▶ **What is required**:
Which lines below hold the word "page"? Report each one.
[Start Information provided]
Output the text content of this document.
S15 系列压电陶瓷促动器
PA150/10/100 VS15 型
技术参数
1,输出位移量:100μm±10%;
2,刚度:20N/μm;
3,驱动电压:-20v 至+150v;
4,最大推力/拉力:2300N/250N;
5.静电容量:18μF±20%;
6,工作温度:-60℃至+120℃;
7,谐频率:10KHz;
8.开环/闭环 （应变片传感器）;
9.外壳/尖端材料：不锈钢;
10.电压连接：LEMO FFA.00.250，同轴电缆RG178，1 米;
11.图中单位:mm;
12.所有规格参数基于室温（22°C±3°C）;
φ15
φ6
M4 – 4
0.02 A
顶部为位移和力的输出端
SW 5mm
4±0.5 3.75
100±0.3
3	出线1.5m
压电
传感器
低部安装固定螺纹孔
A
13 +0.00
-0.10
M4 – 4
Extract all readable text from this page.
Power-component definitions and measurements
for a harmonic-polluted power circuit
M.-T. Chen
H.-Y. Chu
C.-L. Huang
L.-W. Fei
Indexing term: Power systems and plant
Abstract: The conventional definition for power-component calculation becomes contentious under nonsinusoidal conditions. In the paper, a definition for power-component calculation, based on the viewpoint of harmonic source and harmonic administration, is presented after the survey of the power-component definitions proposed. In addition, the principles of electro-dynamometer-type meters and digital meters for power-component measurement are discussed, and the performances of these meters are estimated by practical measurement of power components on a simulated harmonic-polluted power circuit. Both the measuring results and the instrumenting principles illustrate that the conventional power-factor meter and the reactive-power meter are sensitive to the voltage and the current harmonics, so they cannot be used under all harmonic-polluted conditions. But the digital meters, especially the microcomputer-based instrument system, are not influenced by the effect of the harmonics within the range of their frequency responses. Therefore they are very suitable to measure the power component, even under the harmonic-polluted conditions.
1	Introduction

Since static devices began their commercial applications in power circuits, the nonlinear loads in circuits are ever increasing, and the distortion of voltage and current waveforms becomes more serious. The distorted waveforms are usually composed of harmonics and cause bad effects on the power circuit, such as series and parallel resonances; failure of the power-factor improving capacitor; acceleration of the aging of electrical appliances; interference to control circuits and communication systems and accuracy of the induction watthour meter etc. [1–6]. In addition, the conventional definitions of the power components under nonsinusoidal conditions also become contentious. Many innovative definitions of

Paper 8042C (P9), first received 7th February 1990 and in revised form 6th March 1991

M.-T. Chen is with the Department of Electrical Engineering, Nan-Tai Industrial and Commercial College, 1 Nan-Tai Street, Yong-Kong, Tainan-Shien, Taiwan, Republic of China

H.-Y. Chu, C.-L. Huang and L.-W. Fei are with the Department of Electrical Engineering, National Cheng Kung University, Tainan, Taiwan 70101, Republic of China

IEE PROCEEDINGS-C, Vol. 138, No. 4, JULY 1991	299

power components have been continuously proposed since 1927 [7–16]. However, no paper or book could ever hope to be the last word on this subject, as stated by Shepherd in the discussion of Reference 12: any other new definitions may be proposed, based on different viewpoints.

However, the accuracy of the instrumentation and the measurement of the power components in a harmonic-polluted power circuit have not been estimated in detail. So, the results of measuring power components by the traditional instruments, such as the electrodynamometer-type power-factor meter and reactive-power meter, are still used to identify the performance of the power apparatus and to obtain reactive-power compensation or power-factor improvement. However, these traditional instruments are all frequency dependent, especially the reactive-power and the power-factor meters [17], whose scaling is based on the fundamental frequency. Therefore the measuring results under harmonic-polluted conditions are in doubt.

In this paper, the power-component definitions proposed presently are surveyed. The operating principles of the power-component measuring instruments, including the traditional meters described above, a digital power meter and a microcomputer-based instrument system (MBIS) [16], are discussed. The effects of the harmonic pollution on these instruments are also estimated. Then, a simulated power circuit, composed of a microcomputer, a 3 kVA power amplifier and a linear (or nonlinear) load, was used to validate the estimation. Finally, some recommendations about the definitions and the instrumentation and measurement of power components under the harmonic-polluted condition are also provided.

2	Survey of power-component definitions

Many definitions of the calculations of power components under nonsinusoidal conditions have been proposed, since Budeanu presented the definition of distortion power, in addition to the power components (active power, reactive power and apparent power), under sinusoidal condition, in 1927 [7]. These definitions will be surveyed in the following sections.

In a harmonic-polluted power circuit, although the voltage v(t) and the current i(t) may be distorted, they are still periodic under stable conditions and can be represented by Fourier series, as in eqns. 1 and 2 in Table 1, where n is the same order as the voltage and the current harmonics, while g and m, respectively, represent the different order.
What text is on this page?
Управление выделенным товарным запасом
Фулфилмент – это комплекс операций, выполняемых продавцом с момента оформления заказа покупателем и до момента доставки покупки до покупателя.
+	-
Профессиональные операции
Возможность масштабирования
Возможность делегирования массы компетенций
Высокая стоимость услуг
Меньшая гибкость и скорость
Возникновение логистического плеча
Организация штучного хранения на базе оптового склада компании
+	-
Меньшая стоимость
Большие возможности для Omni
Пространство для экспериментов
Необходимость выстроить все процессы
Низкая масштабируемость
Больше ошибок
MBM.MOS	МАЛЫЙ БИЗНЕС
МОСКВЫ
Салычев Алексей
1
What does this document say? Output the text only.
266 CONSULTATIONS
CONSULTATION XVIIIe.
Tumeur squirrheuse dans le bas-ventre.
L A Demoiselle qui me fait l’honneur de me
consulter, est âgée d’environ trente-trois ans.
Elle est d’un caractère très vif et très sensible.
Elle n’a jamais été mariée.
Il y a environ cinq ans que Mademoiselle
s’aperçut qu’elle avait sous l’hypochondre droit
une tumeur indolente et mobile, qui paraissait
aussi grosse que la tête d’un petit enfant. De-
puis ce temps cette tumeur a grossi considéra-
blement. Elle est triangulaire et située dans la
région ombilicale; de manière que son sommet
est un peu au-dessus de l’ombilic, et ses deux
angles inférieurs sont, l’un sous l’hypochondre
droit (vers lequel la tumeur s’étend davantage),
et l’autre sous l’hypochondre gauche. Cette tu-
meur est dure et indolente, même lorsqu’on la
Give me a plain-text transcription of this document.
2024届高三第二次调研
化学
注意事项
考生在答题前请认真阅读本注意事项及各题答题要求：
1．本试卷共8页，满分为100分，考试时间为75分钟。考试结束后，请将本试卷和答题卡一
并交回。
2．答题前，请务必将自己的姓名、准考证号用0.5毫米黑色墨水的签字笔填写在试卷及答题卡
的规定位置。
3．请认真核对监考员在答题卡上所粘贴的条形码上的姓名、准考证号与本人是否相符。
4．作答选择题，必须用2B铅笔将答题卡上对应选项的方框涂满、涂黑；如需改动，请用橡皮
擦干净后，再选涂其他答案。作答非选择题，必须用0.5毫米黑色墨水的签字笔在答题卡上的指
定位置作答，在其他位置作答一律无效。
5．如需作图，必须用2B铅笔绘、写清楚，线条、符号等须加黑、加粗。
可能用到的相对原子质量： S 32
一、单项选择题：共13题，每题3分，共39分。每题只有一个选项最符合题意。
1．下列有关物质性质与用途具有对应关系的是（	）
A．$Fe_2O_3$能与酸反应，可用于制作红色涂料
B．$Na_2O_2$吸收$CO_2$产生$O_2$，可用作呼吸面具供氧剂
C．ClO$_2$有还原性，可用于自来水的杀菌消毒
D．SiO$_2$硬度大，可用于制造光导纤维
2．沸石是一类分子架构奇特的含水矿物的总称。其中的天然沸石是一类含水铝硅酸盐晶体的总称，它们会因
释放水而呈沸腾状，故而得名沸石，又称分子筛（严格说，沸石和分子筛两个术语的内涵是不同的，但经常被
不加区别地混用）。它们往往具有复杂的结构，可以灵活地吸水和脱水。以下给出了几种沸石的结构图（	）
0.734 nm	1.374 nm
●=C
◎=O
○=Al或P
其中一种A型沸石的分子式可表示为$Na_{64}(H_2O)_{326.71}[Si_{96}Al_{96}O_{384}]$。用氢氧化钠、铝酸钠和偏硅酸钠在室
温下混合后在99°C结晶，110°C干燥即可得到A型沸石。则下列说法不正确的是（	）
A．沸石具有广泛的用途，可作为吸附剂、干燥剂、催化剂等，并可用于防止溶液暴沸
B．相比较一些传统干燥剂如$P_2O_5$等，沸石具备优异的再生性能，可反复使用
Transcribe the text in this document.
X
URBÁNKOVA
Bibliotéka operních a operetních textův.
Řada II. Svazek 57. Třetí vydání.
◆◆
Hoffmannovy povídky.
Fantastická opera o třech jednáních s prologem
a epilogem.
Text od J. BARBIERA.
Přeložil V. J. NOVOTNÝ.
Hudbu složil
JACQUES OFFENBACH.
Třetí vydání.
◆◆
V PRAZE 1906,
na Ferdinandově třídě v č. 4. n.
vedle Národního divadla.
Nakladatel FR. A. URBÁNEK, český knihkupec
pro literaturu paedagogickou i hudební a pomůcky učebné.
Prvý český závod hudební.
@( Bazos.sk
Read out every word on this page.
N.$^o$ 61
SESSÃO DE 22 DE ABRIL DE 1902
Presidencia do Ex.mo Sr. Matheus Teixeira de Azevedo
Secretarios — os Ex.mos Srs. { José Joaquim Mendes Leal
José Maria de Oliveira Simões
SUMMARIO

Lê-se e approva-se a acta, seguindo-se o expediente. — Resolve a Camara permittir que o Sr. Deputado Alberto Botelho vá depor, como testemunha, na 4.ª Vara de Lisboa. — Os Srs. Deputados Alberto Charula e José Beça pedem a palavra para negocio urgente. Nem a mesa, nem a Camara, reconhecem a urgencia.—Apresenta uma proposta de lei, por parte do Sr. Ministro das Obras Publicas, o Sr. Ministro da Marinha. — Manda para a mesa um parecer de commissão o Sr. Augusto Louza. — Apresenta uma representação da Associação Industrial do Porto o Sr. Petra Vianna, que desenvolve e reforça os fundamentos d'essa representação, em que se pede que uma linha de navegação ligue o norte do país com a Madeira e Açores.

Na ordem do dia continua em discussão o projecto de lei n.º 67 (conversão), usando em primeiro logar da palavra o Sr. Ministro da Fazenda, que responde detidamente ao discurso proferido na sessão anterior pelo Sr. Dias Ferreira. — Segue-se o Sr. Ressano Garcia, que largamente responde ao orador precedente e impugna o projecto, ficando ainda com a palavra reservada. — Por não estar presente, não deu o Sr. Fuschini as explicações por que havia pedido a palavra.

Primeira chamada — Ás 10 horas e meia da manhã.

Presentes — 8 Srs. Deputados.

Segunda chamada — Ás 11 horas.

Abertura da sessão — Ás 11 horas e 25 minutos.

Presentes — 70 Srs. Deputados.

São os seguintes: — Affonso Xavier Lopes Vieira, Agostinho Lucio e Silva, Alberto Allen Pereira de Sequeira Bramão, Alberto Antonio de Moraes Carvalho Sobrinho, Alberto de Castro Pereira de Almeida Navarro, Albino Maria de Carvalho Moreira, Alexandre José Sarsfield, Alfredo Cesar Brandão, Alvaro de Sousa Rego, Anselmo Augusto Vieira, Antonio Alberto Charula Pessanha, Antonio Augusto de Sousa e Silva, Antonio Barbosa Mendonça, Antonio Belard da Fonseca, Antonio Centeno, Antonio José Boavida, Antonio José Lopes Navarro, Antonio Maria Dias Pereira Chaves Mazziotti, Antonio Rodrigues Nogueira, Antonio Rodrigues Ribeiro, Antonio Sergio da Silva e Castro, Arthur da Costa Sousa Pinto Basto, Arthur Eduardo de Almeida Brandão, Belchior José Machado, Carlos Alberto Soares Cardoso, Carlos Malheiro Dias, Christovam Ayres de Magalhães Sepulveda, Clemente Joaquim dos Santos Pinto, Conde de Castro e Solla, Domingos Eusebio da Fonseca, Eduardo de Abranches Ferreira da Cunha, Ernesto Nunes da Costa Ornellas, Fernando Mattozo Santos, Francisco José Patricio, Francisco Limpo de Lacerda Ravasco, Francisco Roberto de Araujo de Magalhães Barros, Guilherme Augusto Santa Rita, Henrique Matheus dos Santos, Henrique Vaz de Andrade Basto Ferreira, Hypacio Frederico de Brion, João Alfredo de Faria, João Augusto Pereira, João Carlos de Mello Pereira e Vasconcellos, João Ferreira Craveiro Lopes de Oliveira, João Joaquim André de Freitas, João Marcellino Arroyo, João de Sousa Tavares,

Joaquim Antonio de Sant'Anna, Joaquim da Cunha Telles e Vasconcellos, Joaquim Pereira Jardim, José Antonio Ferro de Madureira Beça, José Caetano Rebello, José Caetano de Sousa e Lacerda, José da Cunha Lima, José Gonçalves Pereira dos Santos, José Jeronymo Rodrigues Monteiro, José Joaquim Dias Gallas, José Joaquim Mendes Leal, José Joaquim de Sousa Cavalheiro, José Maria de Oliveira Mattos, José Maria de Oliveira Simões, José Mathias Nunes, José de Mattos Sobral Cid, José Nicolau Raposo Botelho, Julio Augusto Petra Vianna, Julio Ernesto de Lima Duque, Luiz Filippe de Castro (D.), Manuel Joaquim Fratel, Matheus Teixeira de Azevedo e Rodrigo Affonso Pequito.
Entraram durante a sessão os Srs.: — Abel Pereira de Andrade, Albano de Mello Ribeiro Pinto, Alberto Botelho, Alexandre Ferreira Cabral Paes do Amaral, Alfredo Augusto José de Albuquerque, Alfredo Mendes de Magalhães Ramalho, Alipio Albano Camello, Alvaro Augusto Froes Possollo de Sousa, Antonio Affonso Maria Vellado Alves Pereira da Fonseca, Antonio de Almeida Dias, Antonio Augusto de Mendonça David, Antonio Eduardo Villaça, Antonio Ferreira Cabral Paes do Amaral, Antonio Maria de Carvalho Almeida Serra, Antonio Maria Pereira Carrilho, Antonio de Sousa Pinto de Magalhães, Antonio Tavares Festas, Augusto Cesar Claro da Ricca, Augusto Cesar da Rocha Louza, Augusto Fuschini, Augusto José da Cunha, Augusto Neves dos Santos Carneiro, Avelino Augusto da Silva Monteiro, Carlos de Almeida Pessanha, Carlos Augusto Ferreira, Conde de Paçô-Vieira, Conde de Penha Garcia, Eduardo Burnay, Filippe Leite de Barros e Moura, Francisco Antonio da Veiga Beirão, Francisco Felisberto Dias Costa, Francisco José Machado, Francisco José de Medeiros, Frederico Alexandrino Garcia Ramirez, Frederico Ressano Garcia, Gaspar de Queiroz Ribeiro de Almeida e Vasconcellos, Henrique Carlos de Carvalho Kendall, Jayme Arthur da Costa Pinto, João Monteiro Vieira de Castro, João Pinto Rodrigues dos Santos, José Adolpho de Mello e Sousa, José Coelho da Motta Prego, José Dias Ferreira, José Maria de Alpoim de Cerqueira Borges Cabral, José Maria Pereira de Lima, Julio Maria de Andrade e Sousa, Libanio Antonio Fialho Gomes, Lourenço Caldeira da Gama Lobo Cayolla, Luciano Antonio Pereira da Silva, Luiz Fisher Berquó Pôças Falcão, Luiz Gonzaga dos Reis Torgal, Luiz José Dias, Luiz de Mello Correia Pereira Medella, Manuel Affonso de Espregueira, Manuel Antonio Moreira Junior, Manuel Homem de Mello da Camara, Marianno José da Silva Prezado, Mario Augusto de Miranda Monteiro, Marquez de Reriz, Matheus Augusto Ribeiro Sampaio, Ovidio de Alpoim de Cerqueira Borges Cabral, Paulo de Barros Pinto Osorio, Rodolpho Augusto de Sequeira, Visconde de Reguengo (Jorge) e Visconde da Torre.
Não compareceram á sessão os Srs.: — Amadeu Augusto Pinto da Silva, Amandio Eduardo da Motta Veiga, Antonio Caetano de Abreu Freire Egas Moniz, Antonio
[End Information provided]
▶ **Worked solution**:
Extract all readable text from this page.
What text is on this page?
Read out every word on this page.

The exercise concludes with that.